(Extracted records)
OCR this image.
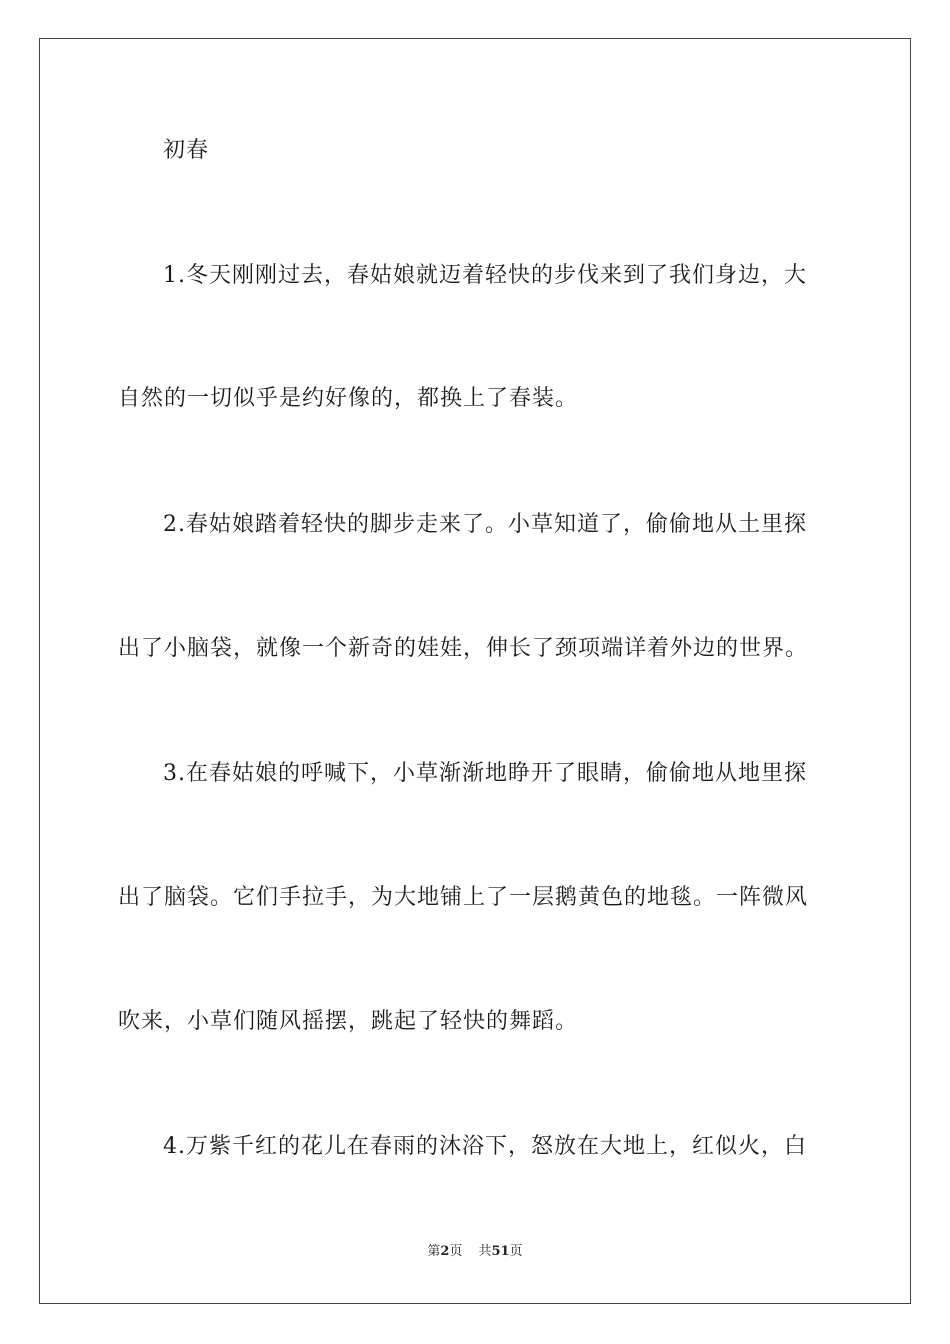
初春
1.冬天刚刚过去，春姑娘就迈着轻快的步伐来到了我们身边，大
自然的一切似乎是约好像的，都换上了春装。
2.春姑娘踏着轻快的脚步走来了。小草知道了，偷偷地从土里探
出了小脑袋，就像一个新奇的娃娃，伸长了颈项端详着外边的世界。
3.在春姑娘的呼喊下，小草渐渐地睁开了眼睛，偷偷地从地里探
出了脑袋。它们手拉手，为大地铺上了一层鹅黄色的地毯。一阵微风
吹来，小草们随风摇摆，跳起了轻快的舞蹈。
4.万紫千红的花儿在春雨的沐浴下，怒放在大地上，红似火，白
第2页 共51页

• _EXERCISE DETAILS_
Take the listing above and print it exactly, apart from the pictures.

• _RESPONSE TO THE EXERCISE_
OCR this image.
初春
1.冬天刚刚过去，春姑娘就迈着轻快的步伐来到了我们身边，大
自然的一切似乎是约好像的，都换上了春装。
2.春姑娘踏着轻快的脚步走来了。小草知道了，偷偷地从土里探
出了小脑袋，就像一个新奇的娃娃，伸长了颈项端详着外边的世界。
3.在春姑娘的呼喊下，小草渐渐地睁开了眼睛，偷偷地从地里探
出了脑袋。它们手拉手，为大地铺上了一层鹅黄色的地毯。一阵微风
吹来，小草们随风摇摆，跳起了轻快的舞蹈。
4.万紫千红的花儿在春雨的沐浴下，怒放在大地上，红似火，白
第2页 共51页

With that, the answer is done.